■ **WHAT THIS TASK INVOLVES**: In the copy, keep every record exact and leave out all images.

■ **MATERIAL SHOWN**:
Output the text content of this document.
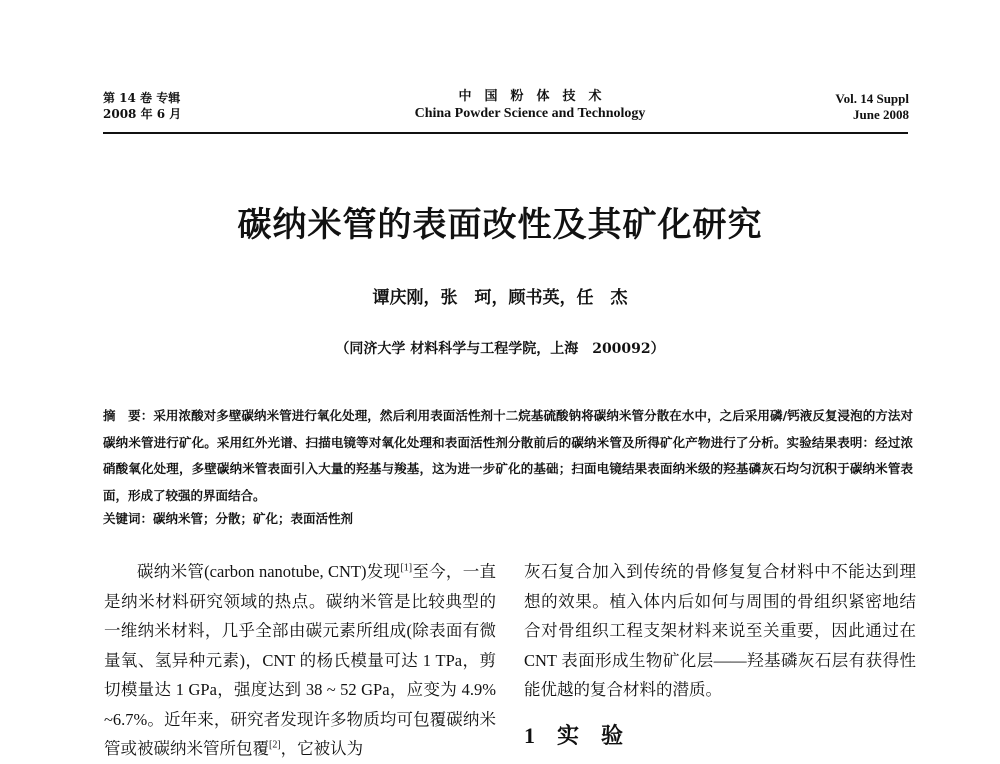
第 14 卷 专辑
2008 年 6 月
中国粉体技术
China Powder Science and Technology
Vol. 14 Suppl
June 2008
碳纳米管的表面改性及其矿化研究
谭庆刚，张　珂，顾书英，任　杰
（同济大学 材料科学与工程学院，上海　200092）
摘　要：采用浓酸对多壁碳纳米管进行氧化处理，然后利用表面活性剂十二烷基硫酸钠将碳纳米管分散在水中，之后采用磷/钙液反复浸泡的方法对碳纳米管进行矿化。采用红外光谱、扫描电镜等对氧化处理和表面活性剂分散前后的碳纳米管及所得矿化产物进行了分析。实验结果表明：经过浓硝酸氧化处理，多壁碳纳米管表面引入大量的羟基与羧基，这为进一步矿化的基础；扫面电镜结果表面纳米级的羟基磷灰石均匀沉积于碳纳米管表面，形成了较强的界面结合。
关键词：碳纳米管；分散；矿化；表面活性剂

碳纳米管(carbon nanotube, CNT)发现[1]至今，一直是纳米材料研究领域的热点。碳纳米管是比较典型的一维纳米材料，几乎全部由碳元素所组成(除表面有微量氧、氢异种元素)，CNT 的杨氏模量可达 1 TPa，剪切模量达 1 GPa，强度达到 38 ~ 52 GPa，应变为 4.9% ~6.7%。近年来，研究者发现许多物质均可包覆碳纳米管或被碳纳米管所包覆[2]，它被认为

灰石复合加入到传统的骨修复复合材料中不能达到理想的效果。植入体内后如何与周围的骨组织紧密地结合对骨组织工程支架材料来说至关重要，因此通过在 CNT 表面形成生物矿化层——羟基磷灰石层有获得性能优越的复合材料的潜质。

1 实　验
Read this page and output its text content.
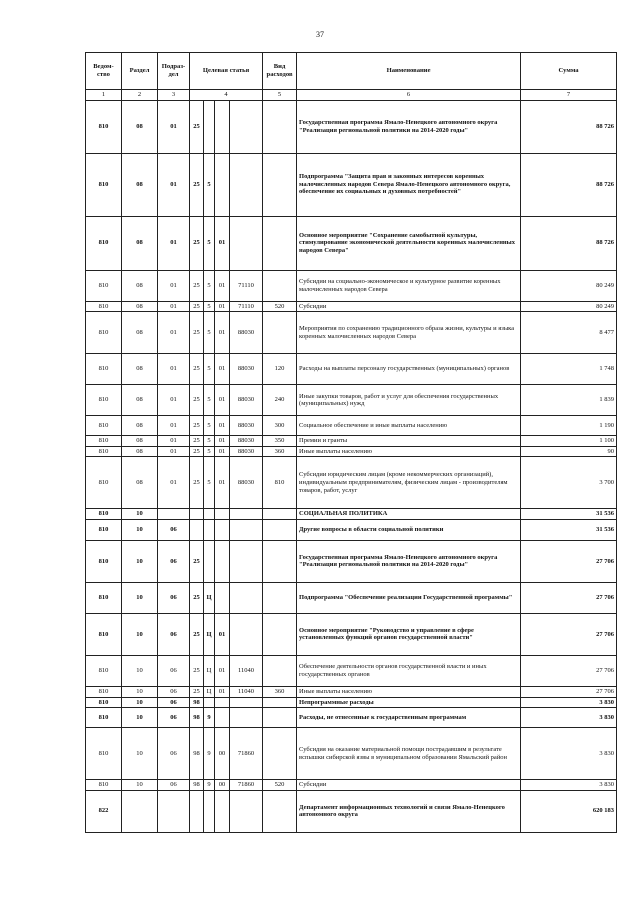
37
Ведом-ство	Раздел	Подраз-дел	Целевая статья				Вид расходов	Наименование	Сумма
1	2	3	4				5	6	7
810	08	01	25					Государственная программа Ямало-Ненецкого автономного округа "Реализация региональной политики на 2014-2020 годы"	88 726
810	08	01	25	5				Подпрограмма "Защита прав и законных интересов коренных малочисленных народов Севера Ямало-Ненецкого автономного округа, обеспечение их социальных и духовных потребностей"	88 726
810	08	01	25	5	01			Основное мероприятие "Сохранение самобытной культуры, стимулирование экономической деятельности коренных малочисленных народов Севера"	88 726
810	08	01	25	5	01	71110		Субсидии на социально-экономическое и культурное развитие коренных малочисленных народов Севера	80 249
810	08	01	25	5	01	71110	520	Субсидии	80 249
810	08	01	25	5	01	88030		Мероприятия по сохранению традиционного образа жизни, культуры и языка коренных малочисленных народов Севера	8 477
810	08	01	25	5	01	88030	120	Расходы на выплаты персоналу государственных (муниципальных) органов	1 748
810	08	01	25	5	01	88030	240	Иные закупки товаров, работ и услуг для обеспечения государственных (муниципальных) нужд	1 839
810	08	01	25	5	01	88030	300	Социальное обеспечение и иные выплаты населению	1 190
810	08	01	25	5	01	88030	350	Премии и гранты	1 100
810	08	01	25	5	01	88030	360	Иные выплаты населению	90
810	08	01	25	5	01	88030	810	Субсидии юридическим лицам (кроме некоммерческих организаций), индивидуальным предпринимателям, физическим лицам - производителям товаров, работ, услуг	3 700
810	10							СОЦИАЛЬНАЯ ПОЛИТИКА	31 536
810	10	06						Другие вопросы в области социальной политики	31 536
810	10	06	25					Государственная программа Ямало-Ненецкого автономного округа "Реализация региональной политики на 2014-2020 годы"	27 706
810	10	06	25	Ц				Подпрограмма "Обеспечение реализации Государственной программы"	27 706
810	10	06	25	Ц	01			Основное мероприятие "Руководство и управление в сфере установленных функций органов государственной власти"	27 706
810	10	06	25	Ц	01	11040		Обеспечение деятельности органов государственной власти и иных государственных органов	27 706
810	10	06	25	Ц	01	11040	360	Иные выплаты населению	27 706
810	10	06	98					Непрограммные расходы	3 830
810	10	06	98	9				Расходы, не отнесенные к государственным программам	3 830
810	10	06	98	9	00	71860		Субсидия на оказание материальной помощи пострадавшим в результате вспышки сибирской язвы в муниципальном образовании Ямальский район	3 830
810	10	06	98	9	00	71860	520	Субсидии	3 830
822								Департамент информационных технологий и связи Ямало-Ненецкого автономного округа	620 183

■ **OUTPUT**:
Output the text content of this document.
第 14 卷 专辑
2008 年 6 月
中国粉体技术
China Powder Science and Technology
Vol. 14 Suppl
June 2008
碳纳米管的表面改性及其矿化研究
谭庆刚，张　珂，顾书英，任　杰
（同济大学 材料科学与工程学院，上海　200092）
摘　要：采用浓酸对多壁碳纳米管进行氧化处理，然后利用表面活性剂十二烷基硫酸钠将碳纳米管分散在水中，之后采用磷/钙液反复浸泡的方法对碳纳米管进行矿化。采用红外光谱、扫描电镜等对氧化处理和表面活性剂分散前后的碳纳米管及所得矿化产物进行了分析。实验结果表明：经过浓硝酸氧化处理，多壁碳纳米管表面引入大量的羟基与羧基，这为进一步矿化的基础；扫面电镜结果表面纳米级的羟基磷灰石均匀沉积于碳纳米管表面，形成了较强的界面结合。
关键词：碳纳米管；分散；矿化；表面活性剂

碳纳米管(carbon nanotube, CNT)发现[1]至今，一直是纳米材料研究领域的热点。碳纳米管是比较典型的一维纳米材料，几乎全部由碳元素所组成(除表面有微量氧、氢异种元素)，CNT 的杨氏模量可达 1 TPa，剪切模量达 1 GPa，强度达到 38 ~ 52 GPa，应变为 4.9% ~6.7%。近年来，研究者发现许多物质均可包覆碳纳米管或被碳纳米管所包覆[2]，它被认为

灰石复合加入到传统的骨修复复合材料中不能达到理想的效果。植入体内后如何与周围的骨组织紧密地结合对骨组织工程支架材料来说至关重要，因此通过在 CNT 表面形成生物矿化层——羟基磷灰石层有获得性能优越的复合材料的潜质。

1 实　验
Read this page and output its text content.
37
Ведом-ство	Раздел	Подраз-дел	Целевая статья				Вид расходов	Наименование	Сумма
1	2	3	4				5	6	7
810	08	01	25					Государственная программа Ямало-Ненецкого автономного округа "Реализация региональной политики на 2014-2020 годы"	88 726
810	08	01	25	5				Подпрограмма "Защита прав и законных интересов коренных малочисленных народов Севера Ямало-Ненецкого автономного округа, обеспечение их социальных и духовных потребностей"	88 726
810	08	01	25	5	01			Основное мероприятие "Сохранение самобытной культуры, стимулирование экономической деятельности коренных малочисленных народов Севера"	88 726
810	08	01	25	5	01	71110		Субсидии на социально-экономическое и культурное развитие коренных малочисленных народов Севера	80 249
810	08	01	25	5	01	71110	520	Субсидии	80 249
810	08	01	25	5	01	88030		Мероприятия по сохранению традиционного образа жизни, культуры и языка коренных малочисленных народов Севера	8 477
810	08	01	25	5	01	88030	120	Расходы на выплаты персоналу государственных (муниципальных) органов	1 748
810	08	01	25	5	01	88030	240	Иные закупки товаров, работ и услуг для обеспечения государственных (муниципальных) нужд	1 839
810	08	01	25	5	01	88030	300	Социальное обеспечение и иные выплаты населению	1 190
810	08	01	25	5	01	88030	350	Премии и гранты	1 100
810	08	01	25	5	01	88030	360	Иные выплаты населению	90
810	08	01	25	5	01	88030	810	Субсидии юридическим лицам (кроме некоммерческих организаций), индивидуальным предпринимателям, физическим лицам - производителям товаров, работ, услуг	3 700
810	10							СОЦИАЛЬНАЯ ПОЛИТИКА	31 536
810	10	06						Другие вопросы в области социальной политики	31 536
810	10	06	25					Государственная программа Ямало-Ненецкого автономного округа "Реализация региональной политики на 2014-2020 годы"	27 706
810	10	06	25	Ц				Подпрограмма "Обеспечение реализации Государственной программы"	27 706
810	10	06	25	Ц	01			Основное мероприятие "Руководство и управление в сфере установленных функций органов государственной власти"	27 706
810	10	06	25	Ц	01	11040		Обеспечение деятельности органов государственной власти и иных государственных органов	27 706
810	10	06	25	Ц	01	11040	360	Иные выплаты населению	27 706
810	10	06	98					Непрограммные расходы	3 830
810	10	06	98	9				Расходы, не отнесенные к государственным программам	3 830
810	10	06	98	9	00	71860		Субсидия на оказание материальной помощи пострадавшим в результате вспышки сибирской язвы в муниципальном образовании Ямальский район	3 830
810	10	06	98	9	00	71860	520	Субсидии	3 830
822								Департамент информационных технологий и связи Ямало-Ненецкого автономного округа	620 183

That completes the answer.